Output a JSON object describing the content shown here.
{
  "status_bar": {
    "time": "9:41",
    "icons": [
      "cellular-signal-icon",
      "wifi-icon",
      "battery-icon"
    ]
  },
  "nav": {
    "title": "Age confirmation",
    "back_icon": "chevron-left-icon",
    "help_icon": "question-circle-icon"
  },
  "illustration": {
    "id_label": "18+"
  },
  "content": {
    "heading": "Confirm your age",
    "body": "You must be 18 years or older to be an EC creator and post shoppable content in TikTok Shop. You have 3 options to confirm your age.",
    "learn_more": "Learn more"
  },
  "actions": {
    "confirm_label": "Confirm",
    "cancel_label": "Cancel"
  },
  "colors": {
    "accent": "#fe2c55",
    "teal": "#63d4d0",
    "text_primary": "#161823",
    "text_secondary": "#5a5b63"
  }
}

━━━

GIVEN EXERCISE>
Repeat the records above exactly, from the first line to the last.

TASK RESPONSE>
Output a JSON object describing the content shown here.
{
  "status_bar": {
    "time": "9:41",
    "icons": [
      "cellular-signal-icon",
      "wifi-icon",
      "battery-icon"
    ]
  },
  "nav": {
    "title": "Age confirmation",
    "back_icon": "chevron-left-icon",
    "help_icon": "question-circle-icon"
  },
  "illustration": {
    "id_label": "18+"
  },
  "content": {
    "heading": "Confirm your age",
    "body": "You must be 18 years or older to be an EC creator and post shoppable content in TikTok Shop. You have 3 options to confirm your age.",
    "learn_more": "Learn more"
  },
  "actions": {
    "confirm_label": "Confirm",
    "cancel_label": "Cancel"
  },
  "colors": {
    "accent": "#fe2c55",
    "teal": "#63d4d0",
    "text_primary": "#161823",
    "text_secondary": "#5a5b63"
  }
}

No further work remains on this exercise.